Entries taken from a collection

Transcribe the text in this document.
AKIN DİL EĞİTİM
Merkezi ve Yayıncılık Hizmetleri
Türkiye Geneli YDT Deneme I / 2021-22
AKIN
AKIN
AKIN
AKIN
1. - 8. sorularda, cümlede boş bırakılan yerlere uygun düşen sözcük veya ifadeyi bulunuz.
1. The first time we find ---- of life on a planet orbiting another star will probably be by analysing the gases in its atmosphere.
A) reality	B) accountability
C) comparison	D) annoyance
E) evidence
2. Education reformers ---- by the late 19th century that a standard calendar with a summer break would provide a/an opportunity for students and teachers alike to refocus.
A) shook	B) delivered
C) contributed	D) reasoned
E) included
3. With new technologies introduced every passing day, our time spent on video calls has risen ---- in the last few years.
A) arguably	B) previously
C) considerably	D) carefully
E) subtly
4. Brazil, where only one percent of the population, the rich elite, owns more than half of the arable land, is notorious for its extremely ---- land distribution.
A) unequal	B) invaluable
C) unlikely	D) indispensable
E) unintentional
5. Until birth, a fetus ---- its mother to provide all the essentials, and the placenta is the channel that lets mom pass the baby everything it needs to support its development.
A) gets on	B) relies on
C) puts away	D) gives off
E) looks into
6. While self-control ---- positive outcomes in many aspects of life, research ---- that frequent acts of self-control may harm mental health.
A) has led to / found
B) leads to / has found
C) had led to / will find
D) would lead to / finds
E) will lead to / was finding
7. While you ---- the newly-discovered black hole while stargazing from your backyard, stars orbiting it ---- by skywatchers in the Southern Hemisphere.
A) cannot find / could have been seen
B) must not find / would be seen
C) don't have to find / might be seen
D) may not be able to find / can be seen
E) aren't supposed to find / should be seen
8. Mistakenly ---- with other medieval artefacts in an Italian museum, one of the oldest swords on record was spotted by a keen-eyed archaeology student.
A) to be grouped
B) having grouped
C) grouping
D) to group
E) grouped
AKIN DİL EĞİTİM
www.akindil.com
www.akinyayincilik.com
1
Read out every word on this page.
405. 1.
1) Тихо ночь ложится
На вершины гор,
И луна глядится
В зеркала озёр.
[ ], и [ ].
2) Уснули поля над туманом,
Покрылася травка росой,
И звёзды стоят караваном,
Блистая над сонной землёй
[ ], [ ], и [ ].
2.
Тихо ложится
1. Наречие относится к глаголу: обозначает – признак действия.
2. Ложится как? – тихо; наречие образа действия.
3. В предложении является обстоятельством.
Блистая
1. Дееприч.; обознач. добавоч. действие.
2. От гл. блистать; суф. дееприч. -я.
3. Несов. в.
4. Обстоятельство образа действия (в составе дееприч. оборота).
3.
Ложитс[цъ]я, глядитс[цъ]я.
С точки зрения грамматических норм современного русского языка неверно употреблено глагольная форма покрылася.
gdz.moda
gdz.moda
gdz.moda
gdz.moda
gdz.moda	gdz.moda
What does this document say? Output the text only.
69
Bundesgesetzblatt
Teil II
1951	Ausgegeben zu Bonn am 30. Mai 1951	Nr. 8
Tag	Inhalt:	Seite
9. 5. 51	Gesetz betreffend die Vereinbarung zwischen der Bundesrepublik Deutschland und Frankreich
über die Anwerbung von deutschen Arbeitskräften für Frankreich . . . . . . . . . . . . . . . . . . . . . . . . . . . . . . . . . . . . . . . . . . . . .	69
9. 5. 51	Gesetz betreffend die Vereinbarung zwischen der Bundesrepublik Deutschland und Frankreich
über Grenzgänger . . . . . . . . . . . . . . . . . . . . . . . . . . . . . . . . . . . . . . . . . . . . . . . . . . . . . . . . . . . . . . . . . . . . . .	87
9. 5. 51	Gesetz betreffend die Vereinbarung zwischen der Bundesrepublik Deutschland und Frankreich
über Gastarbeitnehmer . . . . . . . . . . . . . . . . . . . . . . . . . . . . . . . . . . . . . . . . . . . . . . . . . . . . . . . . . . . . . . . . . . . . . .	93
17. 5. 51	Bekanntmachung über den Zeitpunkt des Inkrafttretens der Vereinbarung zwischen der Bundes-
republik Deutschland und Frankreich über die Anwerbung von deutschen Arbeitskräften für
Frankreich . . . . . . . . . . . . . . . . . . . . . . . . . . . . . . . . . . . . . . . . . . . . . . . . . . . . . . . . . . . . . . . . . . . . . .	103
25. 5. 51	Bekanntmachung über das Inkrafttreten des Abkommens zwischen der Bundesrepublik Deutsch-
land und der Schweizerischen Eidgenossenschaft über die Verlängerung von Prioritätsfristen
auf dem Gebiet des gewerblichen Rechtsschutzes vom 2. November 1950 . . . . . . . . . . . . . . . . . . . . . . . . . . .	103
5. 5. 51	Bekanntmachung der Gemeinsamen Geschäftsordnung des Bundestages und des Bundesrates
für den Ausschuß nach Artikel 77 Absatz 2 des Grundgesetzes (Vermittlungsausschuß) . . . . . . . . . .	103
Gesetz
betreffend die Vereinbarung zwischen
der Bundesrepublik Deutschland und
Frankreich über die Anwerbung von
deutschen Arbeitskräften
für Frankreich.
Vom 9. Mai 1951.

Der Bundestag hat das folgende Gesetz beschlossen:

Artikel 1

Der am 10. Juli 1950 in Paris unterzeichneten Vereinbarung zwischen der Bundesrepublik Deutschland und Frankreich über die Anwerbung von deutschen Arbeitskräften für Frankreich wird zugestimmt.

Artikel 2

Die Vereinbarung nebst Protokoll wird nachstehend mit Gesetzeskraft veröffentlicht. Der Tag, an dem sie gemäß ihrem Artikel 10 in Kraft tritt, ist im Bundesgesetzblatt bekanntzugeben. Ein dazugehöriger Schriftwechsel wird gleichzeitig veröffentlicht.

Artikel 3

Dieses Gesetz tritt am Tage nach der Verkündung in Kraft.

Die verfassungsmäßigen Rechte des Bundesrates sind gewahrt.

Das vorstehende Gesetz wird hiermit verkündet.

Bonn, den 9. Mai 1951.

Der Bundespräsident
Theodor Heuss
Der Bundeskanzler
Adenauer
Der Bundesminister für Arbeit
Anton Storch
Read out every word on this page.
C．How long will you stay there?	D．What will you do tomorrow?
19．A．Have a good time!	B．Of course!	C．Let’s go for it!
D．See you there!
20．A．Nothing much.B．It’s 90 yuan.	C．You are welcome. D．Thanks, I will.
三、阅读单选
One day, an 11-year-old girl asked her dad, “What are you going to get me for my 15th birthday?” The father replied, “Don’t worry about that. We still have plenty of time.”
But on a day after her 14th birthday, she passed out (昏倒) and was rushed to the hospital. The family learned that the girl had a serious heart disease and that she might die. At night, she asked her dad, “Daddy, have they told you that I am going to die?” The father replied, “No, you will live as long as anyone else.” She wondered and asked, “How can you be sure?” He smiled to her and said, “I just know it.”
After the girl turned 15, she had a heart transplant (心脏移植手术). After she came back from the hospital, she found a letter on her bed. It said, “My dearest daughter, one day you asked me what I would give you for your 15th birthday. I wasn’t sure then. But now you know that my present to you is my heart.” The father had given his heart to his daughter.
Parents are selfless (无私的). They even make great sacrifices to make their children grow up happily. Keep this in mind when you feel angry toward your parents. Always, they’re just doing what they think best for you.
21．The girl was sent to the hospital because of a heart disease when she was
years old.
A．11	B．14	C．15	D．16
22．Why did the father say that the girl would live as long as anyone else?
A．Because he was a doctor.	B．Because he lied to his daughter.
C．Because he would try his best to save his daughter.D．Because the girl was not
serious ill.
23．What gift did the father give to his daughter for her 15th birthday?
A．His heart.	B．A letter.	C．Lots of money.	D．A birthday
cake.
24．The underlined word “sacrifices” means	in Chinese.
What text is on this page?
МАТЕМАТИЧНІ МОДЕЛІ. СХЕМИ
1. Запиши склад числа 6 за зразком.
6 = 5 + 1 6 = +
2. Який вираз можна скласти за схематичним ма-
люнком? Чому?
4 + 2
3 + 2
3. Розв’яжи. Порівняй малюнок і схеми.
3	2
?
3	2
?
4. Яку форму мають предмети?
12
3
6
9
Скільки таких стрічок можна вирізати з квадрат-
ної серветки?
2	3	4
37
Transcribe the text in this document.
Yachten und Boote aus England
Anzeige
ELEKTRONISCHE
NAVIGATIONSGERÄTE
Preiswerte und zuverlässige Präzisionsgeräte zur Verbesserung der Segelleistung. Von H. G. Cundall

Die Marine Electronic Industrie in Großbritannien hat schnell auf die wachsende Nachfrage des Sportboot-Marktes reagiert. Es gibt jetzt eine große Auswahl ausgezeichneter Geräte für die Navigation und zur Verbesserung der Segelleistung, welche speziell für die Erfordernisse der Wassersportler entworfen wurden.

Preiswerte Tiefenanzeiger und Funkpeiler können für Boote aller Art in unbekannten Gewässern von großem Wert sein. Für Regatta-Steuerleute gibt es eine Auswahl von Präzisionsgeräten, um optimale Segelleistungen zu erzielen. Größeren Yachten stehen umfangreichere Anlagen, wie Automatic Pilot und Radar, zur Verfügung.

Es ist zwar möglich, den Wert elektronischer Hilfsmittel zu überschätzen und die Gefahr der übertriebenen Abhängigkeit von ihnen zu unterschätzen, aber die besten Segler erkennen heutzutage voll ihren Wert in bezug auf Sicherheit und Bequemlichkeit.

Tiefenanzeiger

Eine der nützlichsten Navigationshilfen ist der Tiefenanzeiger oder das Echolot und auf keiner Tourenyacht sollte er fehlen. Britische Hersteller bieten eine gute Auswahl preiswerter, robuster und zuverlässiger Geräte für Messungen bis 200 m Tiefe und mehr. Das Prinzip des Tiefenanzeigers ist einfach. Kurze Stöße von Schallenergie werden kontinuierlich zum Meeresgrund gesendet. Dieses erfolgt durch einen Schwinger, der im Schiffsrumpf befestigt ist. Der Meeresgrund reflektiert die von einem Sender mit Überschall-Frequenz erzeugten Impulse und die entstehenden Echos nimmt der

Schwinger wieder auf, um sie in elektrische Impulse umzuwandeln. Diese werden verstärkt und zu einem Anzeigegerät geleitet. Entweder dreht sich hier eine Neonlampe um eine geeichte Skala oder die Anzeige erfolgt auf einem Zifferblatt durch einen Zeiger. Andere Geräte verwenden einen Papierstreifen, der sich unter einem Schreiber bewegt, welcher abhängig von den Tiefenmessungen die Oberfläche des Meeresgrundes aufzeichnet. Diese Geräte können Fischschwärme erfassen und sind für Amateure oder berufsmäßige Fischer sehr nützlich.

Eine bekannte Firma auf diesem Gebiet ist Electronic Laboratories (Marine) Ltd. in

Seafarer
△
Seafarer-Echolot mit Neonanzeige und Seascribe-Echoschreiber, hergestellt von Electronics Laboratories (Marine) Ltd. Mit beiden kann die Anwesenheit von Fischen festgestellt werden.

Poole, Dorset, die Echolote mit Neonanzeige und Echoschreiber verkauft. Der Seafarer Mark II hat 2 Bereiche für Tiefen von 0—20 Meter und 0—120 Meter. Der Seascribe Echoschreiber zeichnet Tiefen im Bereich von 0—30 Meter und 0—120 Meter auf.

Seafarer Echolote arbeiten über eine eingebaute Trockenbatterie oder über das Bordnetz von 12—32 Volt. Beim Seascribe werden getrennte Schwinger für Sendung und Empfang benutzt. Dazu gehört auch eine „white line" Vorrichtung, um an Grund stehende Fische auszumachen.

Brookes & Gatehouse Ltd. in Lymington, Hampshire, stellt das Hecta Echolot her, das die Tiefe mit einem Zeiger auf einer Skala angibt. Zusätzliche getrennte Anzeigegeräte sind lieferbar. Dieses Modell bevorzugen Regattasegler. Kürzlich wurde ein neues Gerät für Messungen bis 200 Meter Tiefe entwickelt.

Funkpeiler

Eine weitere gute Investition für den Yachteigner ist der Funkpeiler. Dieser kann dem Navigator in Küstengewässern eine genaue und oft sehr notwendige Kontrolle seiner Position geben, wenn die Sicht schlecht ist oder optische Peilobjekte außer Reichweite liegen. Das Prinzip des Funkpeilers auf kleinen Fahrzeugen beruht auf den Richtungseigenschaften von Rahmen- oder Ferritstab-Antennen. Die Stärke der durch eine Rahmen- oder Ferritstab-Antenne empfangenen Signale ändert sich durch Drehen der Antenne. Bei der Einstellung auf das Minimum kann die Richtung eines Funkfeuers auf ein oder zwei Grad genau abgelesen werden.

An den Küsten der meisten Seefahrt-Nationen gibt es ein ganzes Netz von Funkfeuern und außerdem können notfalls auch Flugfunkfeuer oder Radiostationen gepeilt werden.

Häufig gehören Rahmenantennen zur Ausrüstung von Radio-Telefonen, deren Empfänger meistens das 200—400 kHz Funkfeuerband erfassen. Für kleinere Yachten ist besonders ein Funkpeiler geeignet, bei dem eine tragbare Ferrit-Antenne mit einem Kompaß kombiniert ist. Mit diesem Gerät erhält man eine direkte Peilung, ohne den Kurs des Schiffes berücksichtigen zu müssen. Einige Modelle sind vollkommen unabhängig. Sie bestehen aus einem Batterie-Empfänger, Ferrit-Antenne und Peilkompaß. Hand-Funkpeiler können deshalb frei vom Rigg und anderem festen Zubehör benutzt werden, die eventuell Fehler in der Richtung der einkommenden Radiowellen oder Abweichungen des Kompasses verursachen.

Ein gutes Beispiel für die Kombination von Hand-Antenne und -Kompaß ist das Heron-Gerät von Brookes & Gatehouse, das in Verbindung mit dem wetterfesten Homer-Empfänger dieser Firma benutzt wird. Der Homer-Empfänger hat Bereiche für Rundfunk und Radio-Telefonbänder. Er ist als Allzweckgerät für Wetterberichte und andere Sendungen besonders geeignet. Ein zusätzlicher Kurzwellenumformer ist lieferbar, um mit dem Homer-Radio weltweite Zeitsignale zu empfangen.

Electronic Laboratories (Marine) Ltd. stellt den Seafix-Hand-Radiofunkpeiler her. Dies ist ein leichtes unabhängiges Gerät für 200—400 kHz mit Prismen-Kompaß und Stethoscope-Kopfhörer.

WORK INSTRUCTIONS » Copy all lines of the material above where the string "Firma" occurs.

IN RESPONSE »
Eine bekannte Firma auf diesem Gebiet ist Electronic Laboratories (Marine) Ltd. in
Ein gutes Beispiel für die Kombination von Hand-Antenne und -Kompaß ist das Heron-Gerät von Brookes & Gatehouse, das in Verbindung mit dem wetterfesten Homer-Empfänger dieser Firma benutzt wird. Der Homer-Empfänger hat Bereiche für Rundfunk und Radio-Telefonbänder. Er ist als Allzweckgerät für Wetterberichte und andere Sendungen besonders geeignet. Ein zusätzlicher Kurzwellenumformer ist lieferbar, um mit dem Homer-Radio weltweite Zeitsignale zu empfangen.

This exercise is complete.